- Problem -
Show every line in the entries below where the word "subscript" appears.

- Data for this exercise -
= = =
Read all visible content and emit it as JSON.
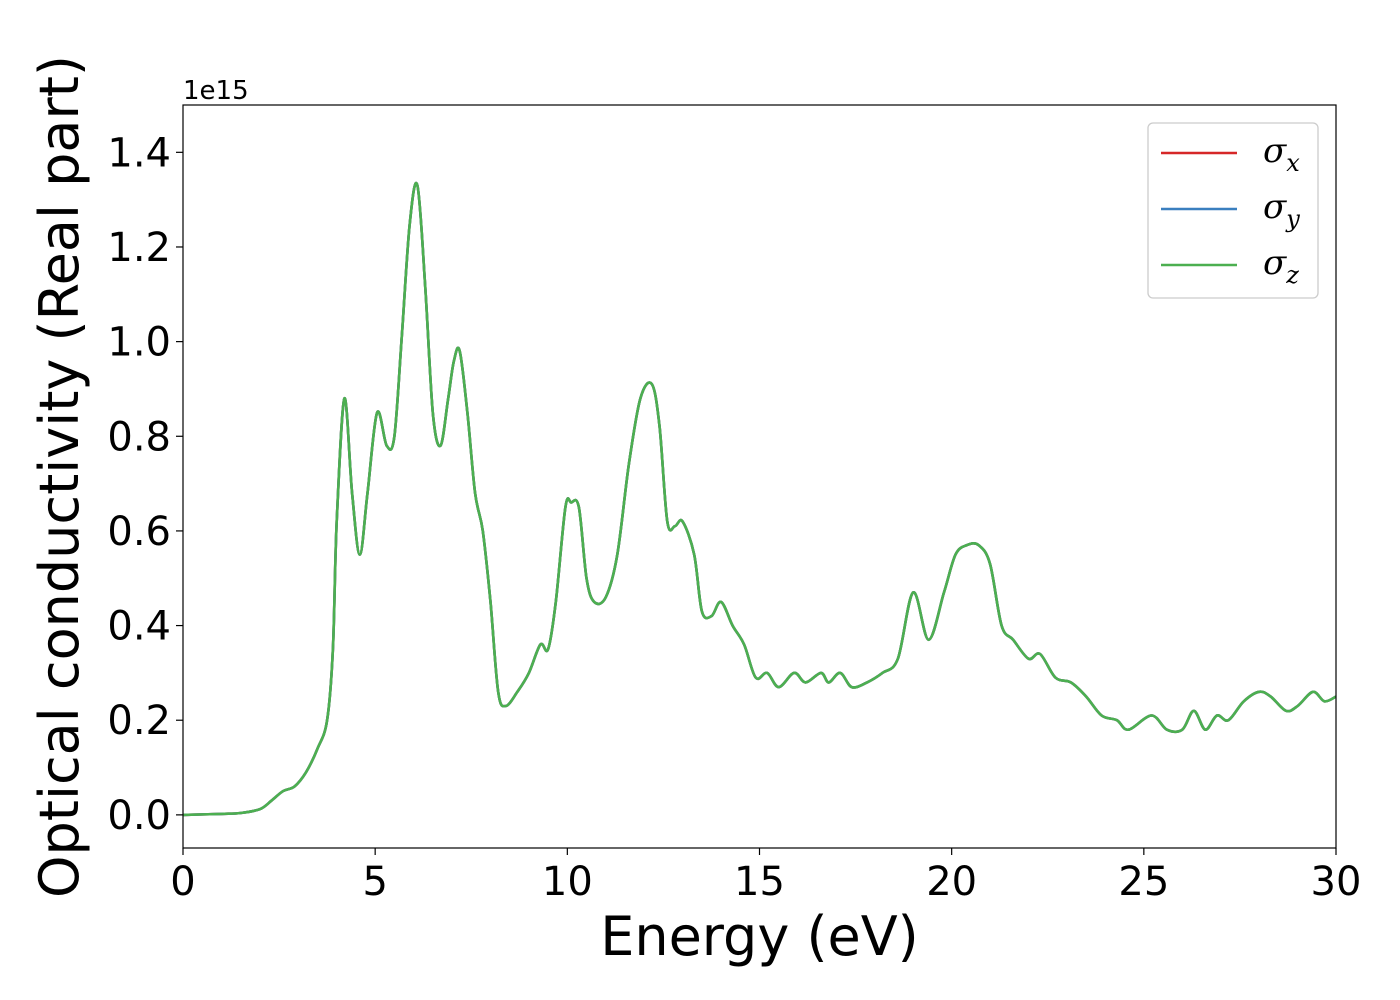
{
  "chart_data": {
    "type": "line",
    "xlabel": "Energy (eV)",
    "ylabel": "Optical conductivity (Real part)",
    "y_offset_label": "1e15",
    "y_scale": 1000000000000000.0,
    "xlim": [
      0,
      30
    ],
    "ylim": [
      -0.07,
      1.5
    ],
    "x_ticks": [
      0,
      5,
      10,
      15,
      20,
      25,
      30
    ],
    "y_ticks": [
      0.0,
      0.2,
      0.4,
      0.6,
      0.8,
      1.0,
      1.2,
      1.4
    ],
    "x_tick_labels": [
      "0",
      "5",
      "10",
      "15",
      "20",
      "25",
      "30"
    ],
    "y_tick_labels": [
      "0.0",
      "0.2",
      "0.4",
      "0.6",
      "0.8",
      "1.0",
      "1.2",
      "1.4"
    ],
    "grid": false,
    "legend_position": "top-right",
    "series": [
      {
        "name": "σ",
        "subscript": "x",
        "color": "#d62728"
      },
      {
        "name": "σ",
        "subscript": "y",
        "color": "#3a7fbf"
      },
      {
        "name": "σ",
        "subscript": "z",
        "color": "#4caf50"
      }
    ],
    "x": [
      0,
      1,
      1.5,
      2,
      2.3,
      2.6,
      2.9,
      3.2,
      3.5,
      3.75,
      3.9,
      4.0,
      4.2,
      4.4,
      4.6,
      4.8,
      5.05,
      5.3,
      5.5,
      5.7,
      5.9,
      6.1,
      6.3,
      6.5,
      6.7,
      6.9,
      7.05,
      7.2,
      7.4,
      7.6,
      7.8,
      8.0,
      8.2,
      8.4,
      8.7,
      9.0,
      9.3,
      9.5,
      9.7,
      9.95,
      10.1,
      10.3,
      10.5,
      10.7,
      11.0,
      11.3,
      11.6,
      11.9,
      12.2,
      12.4,
      12.6,
      12.8,
      13.0,
      13.3,
      13.5,
      13.75,
      14.0,
      14.3,
      14.6,
      14.9,
      15.2,
      15.5,
      15.9,
      16.2,
      16.6,
      16.8,
      17.1,
      17.4,
      17.8,
      18.2,
      18.6,
      19.0,
      19.4,
      19.8,
      20.1,
      20.4,
      20.7,
      21.0,
      21.3,
      21.6,
      22.0,
      22.3,
      22.7,
      23.1,
      23.5,
      23.9,
      24.3,
      24.6,
      25.2,
      25.6,
      26.0,
      26.3,
      26.6,
      26.9,
      27.2,
      27.6,
      28.0,
      28.3,
      28.7,
      29.0,
      29.4,
      29.7,
      30.0
    ],
    "values": [
      0.0,
      0.002,
      0.004,
      0.012,
      0.03,
      0.05,
      0.06,
      0.09,
      0.14,
      0.2,
      0.35,
      0.62,
      0.88,
      0.68,
      0.55,
      0.68,
      0.85,
      0.78,
      0.8,
      1.02,
      1.25,
      1.33,
      1.12,
      0.85,
      0.78,
      0.88,
      0.96,
      0.98,
      0.85,
      0.68,
      0.6,
      0.45,
      0.26,
      0.23,
      0.26,
      0.3,
      0.36,
      0.35,
      0.45,
      0.65,
      0.66,
      0.65,
      0.5,
      0.45,
      0.46,
      0.55,
      0.74,
      0.88,
      0.91,
      0.82,
      0.62,
      0.61,
      0.62,
      0.55,
      0.43,
      0.42,
      0.45,
      0.4,
      0.36,
      0.29,
      0.3,
      0.27,
      0.3,
      0.28,
      0.3,
      0.28,
      0.3,
      0.27,
      0.28,
      0.3,
      0.33,
      0.47,
      0.37,
      0.47,
      0.55,
      0.57,
      0.57,
      0.53,
      0.4,
      0.37,
      0.33,
      0.34,
      0.29,
      0.28,
      0.25,
      0.21,
      0.2,
      0.18,
      0.21,
      0.18,
      0.18,
      0.22,
      0.18,
      0.21,
      0.2,
      0.24,
      0.26,
      0.25,
      0.22,
      0.23,
      0.26,
      0.24,
      0.25
    ]
  }
}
= = =
- Solution -
        "subscript": "x",
        "subscript": "y",
        "subscript": "z",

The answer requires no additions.